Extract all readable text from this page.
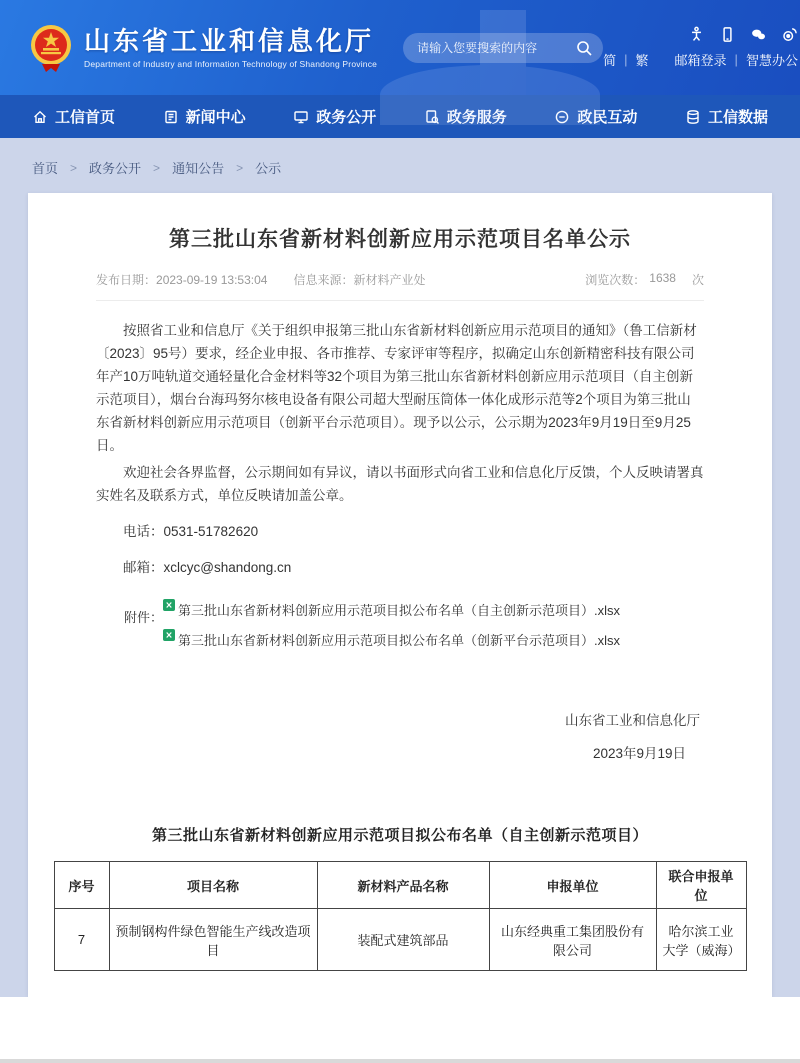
山东省工业和信息化厅
Department of Industry and Information Technology of Shandong Province
请输入您要搜索的内容	简 | 繁 邮箱登录 | 智慧办公
工信首页	新闻中心	政务公开	政务服务	政民互动	工信数据
首页 > 政务公开 > 通知公告 > 公示
第三批山东省新材料创新应用示范项目名单公示
发布日期：2023-09-19 13:53:04 信息来源：新材料产业处	浏览次数： 1638 次

按照省工业和信息厅《关于组织申报第三批山东省新材料创新应用示范项目的通知》（鲁工信新材〔2023〕95号）要求，经企业申报、各市推荐、专家评审等程序，拟确定山东创新精密科技有限公司年产10万吨轨道交通轻量化合金材料等32个项目为第三批山东省新材料创新应用示范项目（自主创新示范项目），烟台台海玛努尔核电设备有限公司超大型耐压筒体一体化成形示范等2个项目为第三批山东省新材料创新应用示范项目（创新平台示范项目）。现予以公示，公示期为2023年9月19日至9月25日。

欢迎社会各界监督，公示期间如有异议，请以书面形式向省工业和信息化厅反馈，个人反映请署真实姓名及联系方式，单位反映请加盖公章。

电话：0531-51782620

邮箱：xclcyc@shandong.cn

附件： 第三批山东省新材料创新应用示范项目拟公布名单（自主创新示范项目）.xlsx
第三批山东省新材料创新应用示范项目拟公布名单（创新平台示范项目）.xlsx
山东省工业和信息化厅
2023年9月19日
第三批山东省新材料创新应用示范项目拟公布名单（自主创新示范项目）
序号	项目名称	新材料产品名称	申报单位	联合申报单位
7	预制钢构件绿色智能生产线改造项目	装配式建筑部品	山东经典重工集团股份有限公司	哈尔滨工业大学（威海）
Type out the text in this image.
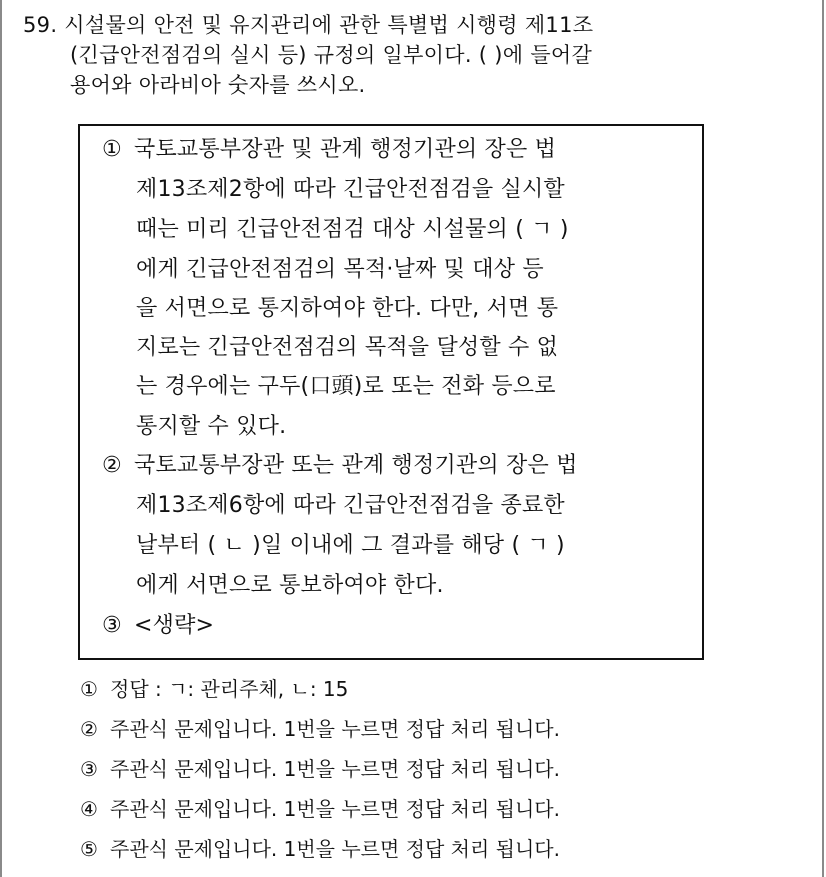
59. 시설물의 안전 및 유지관리에 관한 특별법 시행령 제11조
(긴급안전점검의 실시 등) 규정의 일부이다. ( )에 들어갈
용어와 아라비아 숫자를 쓰시오.
① 국토교통부장관 및 관계 행정기관의 장은 법
제13조제2항에 따라 긴급안전점검을 실시할
때는 미리 긴급안전점검 대상 시설물의 ( ㄱ )
에게 긴급안전점검의 목적·날짜 및 대상 등
을 서면으로 통지하여야 한다. 다만, 서면 통
지로는 긴급안전점검의 목적을 달성할 수 없
는 경우에는 구두(口頭)로 또는 전화 등으로
통지할 수 있다.
② 국토교통부장관 또는 관계 행정기관의 장은 법
제13조제6항에 따라 긴급안전점검을 종료한
날부터 ( ㄴ )일 이내에 그 결과를 해당 ( ㄱ )
에게 서면으로 통보하여야 한다.
③ <생략>
① 정답 : ㄱ: 관리주체, ㄴ: 15
② 주관식 문제입니다. 1번을 누르면 정답 처리 됩니다.
③ 주관식 문제입니다. 1번을 누르면 정답 처리 됩니다.
④ 주관식 문제입니다. 1번을 누르면 정답 처리 됩니다.
⑤ 주관식 문제입니다. 1번을 누르면 정답 처리 됩니다.
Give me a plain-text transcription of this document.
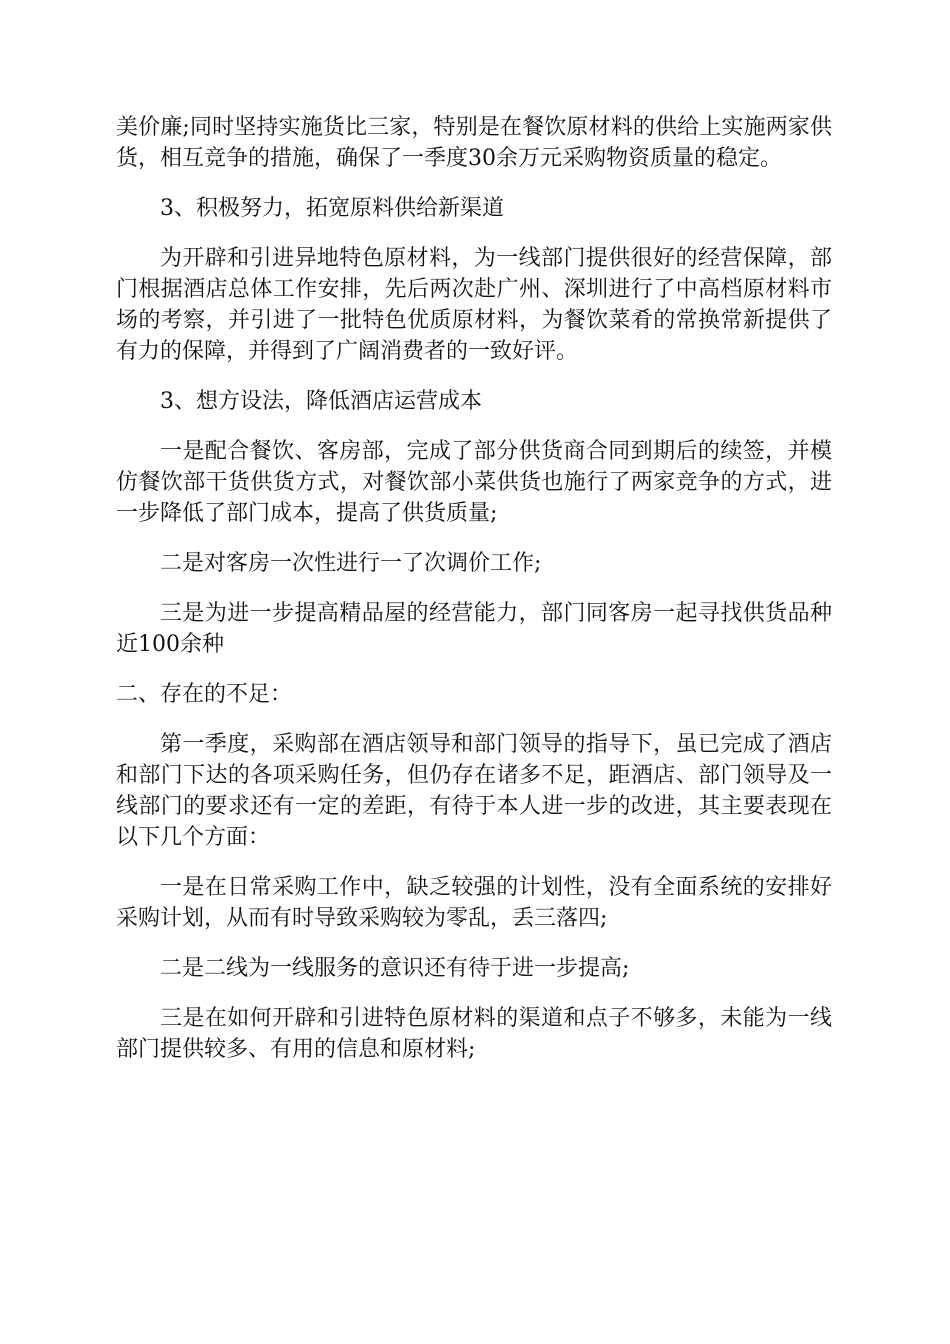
美价廉;同时坚持实施货比三家，特别是在餐饮原材料的供给上实施两家供货，相互竞争的措施，确保了一季度30余万元采购物资质量的稳定。

3、积极努力，拓宽原料供给新渠道

为开辟和引进异地特色原材料，为一线部门提供很好的经营保障，部门根据酒店总体工作安排，先后两次赴广州、深圳进行了中高档原材料市场的考察，并引进了一批特色优质原材料，为餐饮菜肴的常换常新提供了有力的保障，并得到了广阔消费者的一致好评。

3、想方设法，降低酒店运营成本

一是配合餐饮、客房部，完成了部分供货商合同到期后的续签，并模仿餐饮部干货供货方式，对餐饮部小菜供货也施行了两家竞争的方式，进一步降低了部门成本，提高了供货质量;

二是对客房一次性进行一了次调价工作;

三是为进一步提高精品屋的经营能力，部门同客房一起寻找供货品种近100余种

二、存在的不足：

第一季度，采购部在酒店领导和部门领导的指导下，虽已完成了酒店和部门下达的各项采购任务，但仍存在诸多不足，距酒店、部门领导及一线部门的要求还有一定的差距，有待于本人进一步的改进，其主要表现在以下几个方面：

一是在日常采购工作中，缺乏较强的计划性，没有全面系统的安排好采购计划，从而有时导致采购较为零乱，丢三落四;

二是二线为一线服务的意识还有待于进一步提高;

三是在如何开辟和引进特色原材料的渠道和点子不够多，未能为一线部门提供较多、有用的信息和原材料;
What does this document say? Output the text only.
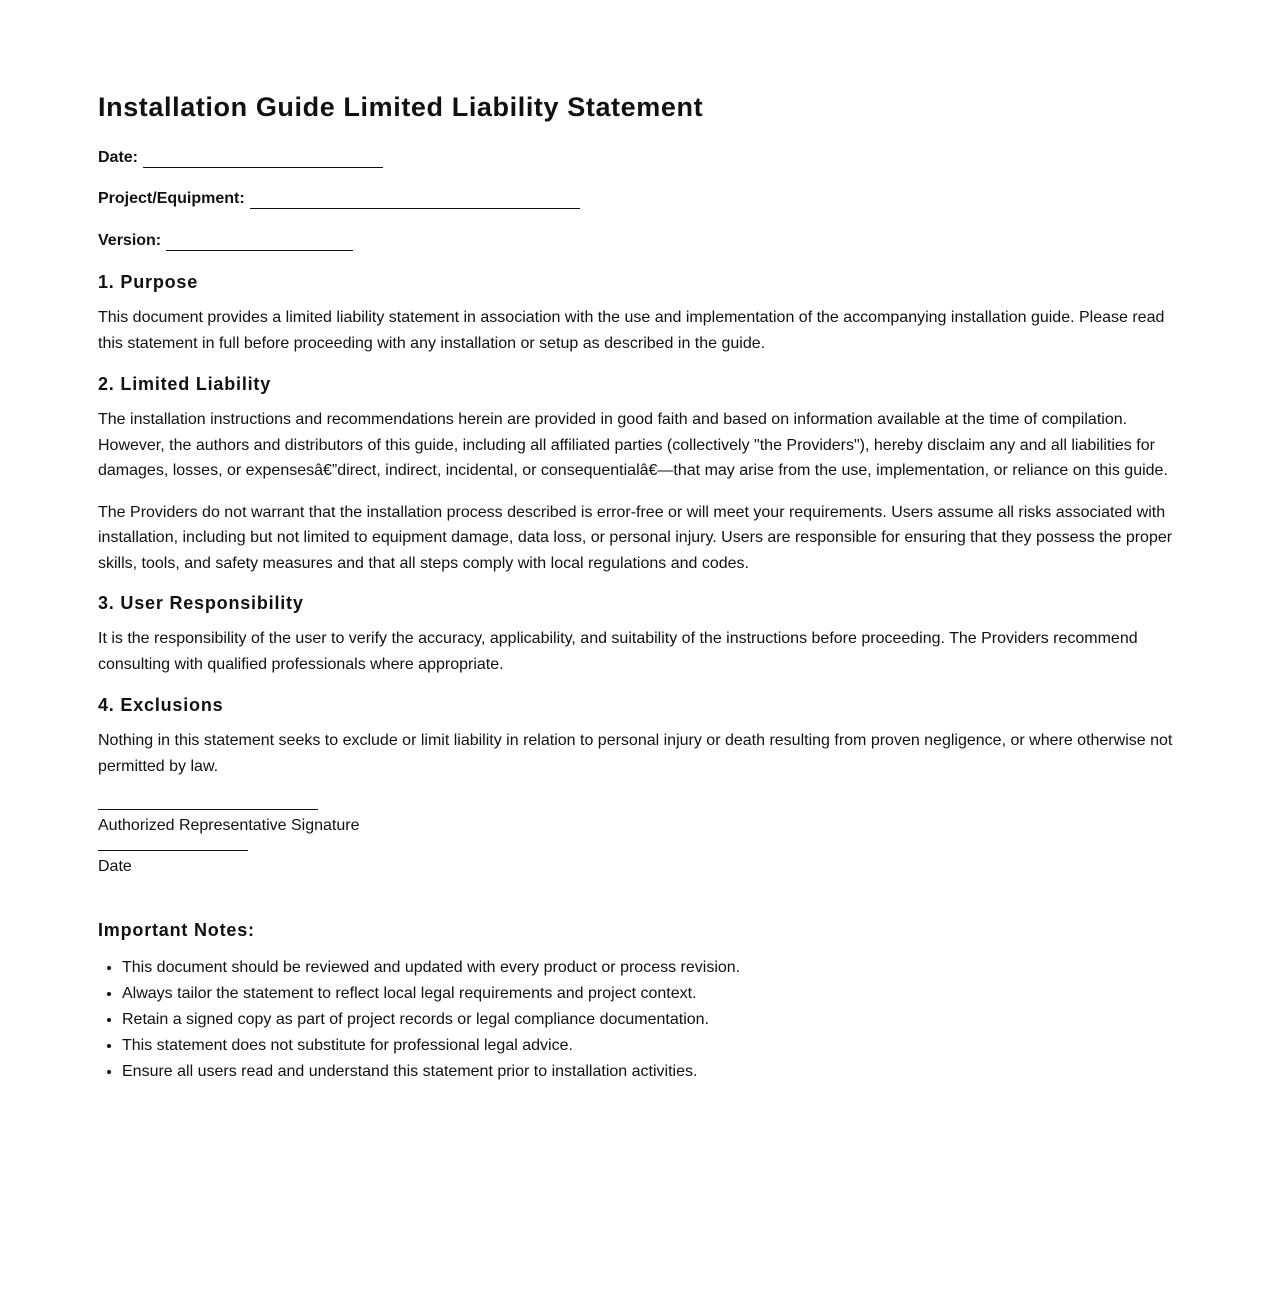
Installation Guide Limited Liability Statement
Date:
Project/Equipment:
Version:
1. Purpose

This document provides a limited liability statement in association with the use and implementation of the accompanying installation guide. Please read this statement in full before proceeding with any installation or setup as described in the guide.

2. Limited Liability

The installation instructions and recommendations herein are provided in good faith and based on information available at the time of compilation. However, the authors and distributors of this guide, including all affiliated parties (collectively "the Providers"), hereby disclaim any and all liabilities for damages, losses, or expensesâ€”direct, indirect, incidental, or consequentialâ€—that may arise from the use, implementation, or reliance on this guide.

The Providers do not warrant that the installation process described is error-free or will meet your requirements. Users assume all risks associated with installation, including but not limited to equipment damage, data loss, or personal injury. Users are responsible for ensuring that they possess the proper skills, tools, and safety measures and that all steps comply with local regulations and codes.

3. User Responsibility

It is the responsibility of the user to verify the accuracy, applicability, and suitability of the instructions before proceeding. The Providers recommend consulting with qualified professionals where appropriate.

4. Exclusions

Nothing in this statement seeks to exclude or limit liability in relation to personal injury or death resulting from proven negligence, or where otherwise not permitted by law.

Authorized Representative Signature
Date
Important Notes:
• This document should be reviewed and updated with every product or process revision.
• Always tailor the statement to reflect local legal requirements and project context.
• Retain a signed copy as part of project records or legal compliance documentation.
• This statement does not substitute for professional legal advice.
• Ensure all users read and understand this statement prior to installation activities.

The task - Report how many lines include the word "국토교통부장관". Give nothing but the number.

Correct answer - 2